◆ **Information given**
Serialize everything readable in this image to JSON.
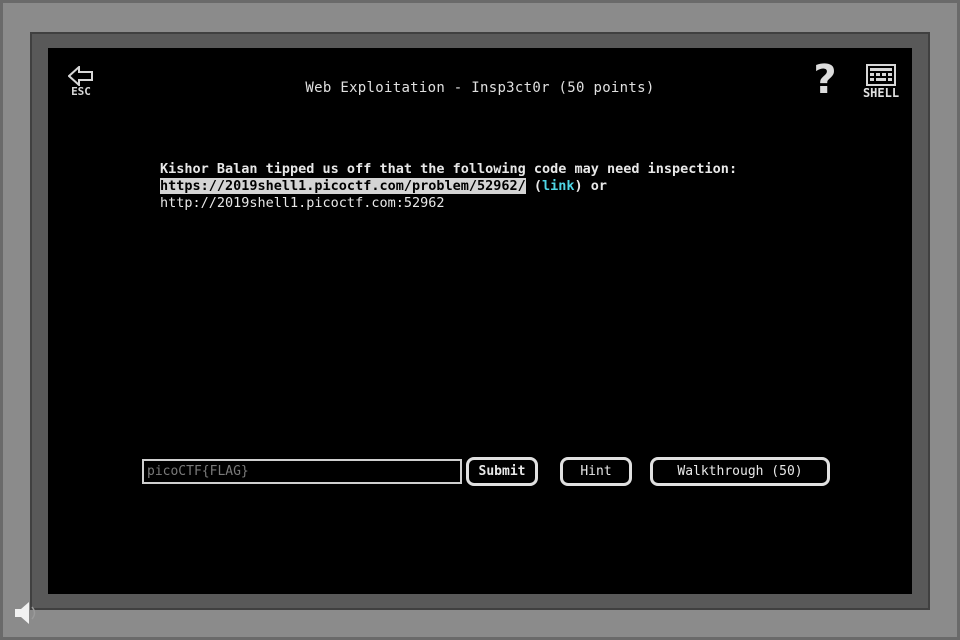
{
  "header": {
    "esc_label": "ESC",
    "title": "Web Exploitation - Insp3ct0r (50 points)",
    "help_label": "?",
    "shell_label": "SHELL"
  },
  "problem": {
    "line1": "Kishor Balan tipped us off that the following code may need inspection:",
    "url": "https://2019shell1.picoctf.com/problem/52962/",
    "link_open": "(",
    "link_label": "link",
    "link_close": ") or",
    "alt_url": "http://2019shell1.picoctf.com:52962"
  },
  "answer": {
    "placeholder": "picoCTF{FLAG}",
    "submit_label": "Submit",
    "hint_label": "Hint",
    "walkthrough_label": "Walkthrough (50)"
  },
  "icons": {
    "esc": "back-arrow-icon",
    "help": "question-mark-icon",
    "shell": "terminal-icon",
    "sound": "speaker-icon"
  }
}
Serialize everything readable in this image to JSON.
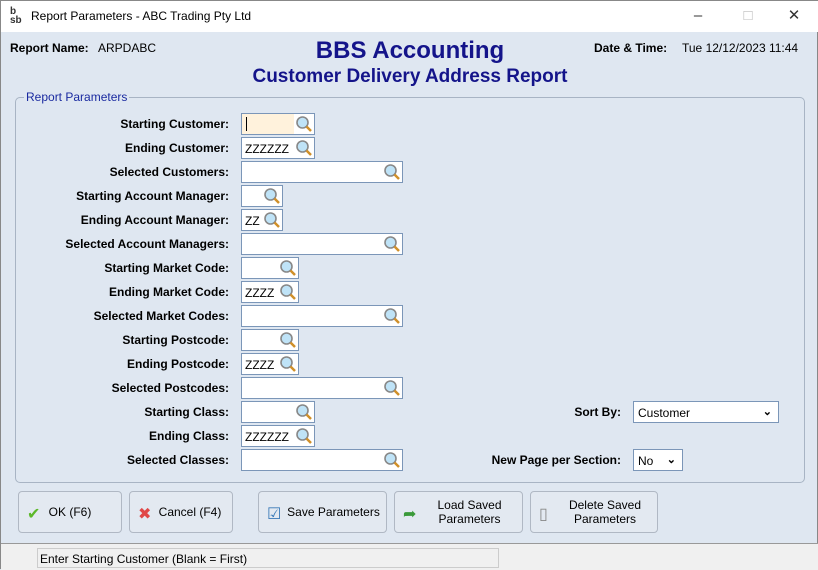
{
  "window": {
    "title": "Report Parameters - ABC Trading Pty Ltd",
    "logo": "bsb"
  },
  "header": {
    "report_name_label": "Report Name:",
    "report_name": "ARPDABC",
    "app_title": "BBS Accounting",
    "report_title": "Customer Delivery Address Report",
    "datetime_label": "Date & Time:",
    "datetime": "Tue 12/12/2023 11:44"
  },
  "group_label": "Report Parameters",
  "fields": [
    {
      "label": "Starting Customer:",
      "value": ""
    },
    {
      "label": "Ending Customer:",
      "value": "ZZZZZZ"
    },
    {
      "label": "Selected Customers:",
      "value": ""
    },
    {
      "label": "Starting Account Manager:",
      "value": ""
    },
    {
      "label": "Ending Account Manager:",
      "value": "ZZ"
    },
    {
      "label": "Selected Account Managers:",
      "value": ""
    },
    {
      "label": "Starting Market Code:",
      "value": ""
    },
    {
      "label": "Ending Market Code:",
      "value": "ZZZZ"
    },
    {
      "label": "Selected Market Codes:",
      "value": ""
    },
    {
      "label": "Starting Postcode:",
      "value": ""
    },
    {
      "label": "Ending Postcode:",
      "value": "ZZZZ"
    },
    {
      "label": "Selected Postcodes:",
      "value": ""
    },
    {
      "label": "Starting Class:",
      "value": ""
    },
    {
      "label": "Ending Class:",
      "value": "ZZZZZZ"
    },
    {
      "label": "Selected Classes:",
      "value": ""
    }
  ],
  "sort_by": {
    "label": "Sort By:",
    "value": "Customer"
  },
  "new_page": {
    "label": "New Page per Section:",
    "value": "No"
  },
  "buttons": {
    "ok": "OK (F6)",
    "cancel": "Cancel (F4)",
    "save": "Save Parameters",
    "load": "Load Saved Parameters",
    "delete": "Delete Saved Parameters"
  },
  "status": "Enter Starting Customer (Blank = First)"
}
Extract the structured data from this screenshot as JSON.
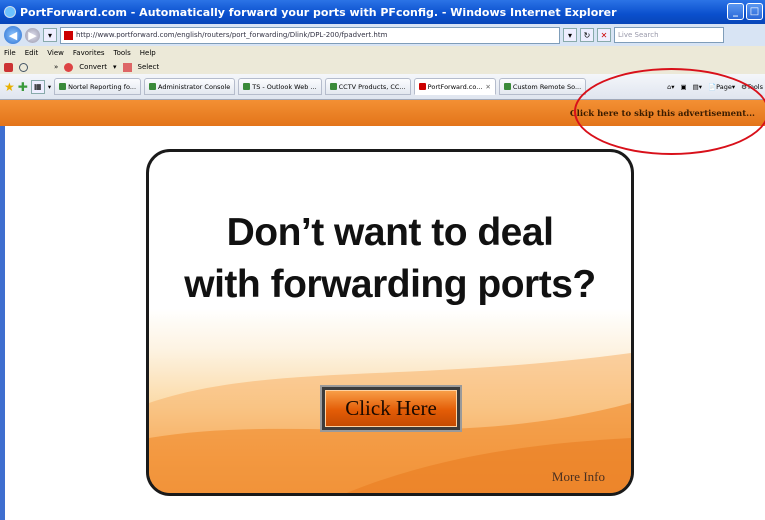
{
  "window": {
    "title": "PortForward.com - Automatically forward your ports with PFconfig. - Windows Internet Explorer"
  },
  "address_bar": {
    "url": "http://www.portforward.com/english/routers/port_forwarding/Dlink/DPL-200/fpadvert.htm",
    "search_placeholder": "Live Search"
  },
  "menu": {
    "items": [
      "File",
      "Edit",
      "View",
      "Favorites",
      "Tools",
      "Help"
    ]
  },
  "toolbar": {
    "convert_label": "Convert",
    "select_label": "Select"
  },
  "tabs": [
    {
      "label": "Nortel Reporting fo..."
    },
    {
      "label": "Administrator Console"
    },
    {
      "label": "TS - Outlook Web ..."
    },
    {
      "label": "CCTV Products, CC..."
    },
    {
      "label": "PortForward.co..."
    },
    {
      "label": "Custom Remote So..."
    }
  ],
  "command_bar": {
    "page_label": "Page",
    "tools_label": "Tools"
  },
  "ad_strip": {
    "skip_link": "Click here to skip this advertisement..."
  },
  "ad": {
    "headline_line1": "Don’t want to deal",
    "headline_line2": "with forwarding ports?",
    "button_label": "Click Here",
    "more_info": "More Info"
  },
  "colors": {
    "accent_orange": "#e3741a",
    "titlebar_blue": "#0a4fcd",
    "highlight_red": "#d8101a"
  }
}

◆ **What the exercise asks**
Identify every line above with the string "ports" in it. Copy those lines.

◆ **Solution for this problem**
    "title": "PortForward.com - Automatically forward your ports with PFconfig. - Windows Internet Explorer"
    "headline_line2": "with forwarding ports?",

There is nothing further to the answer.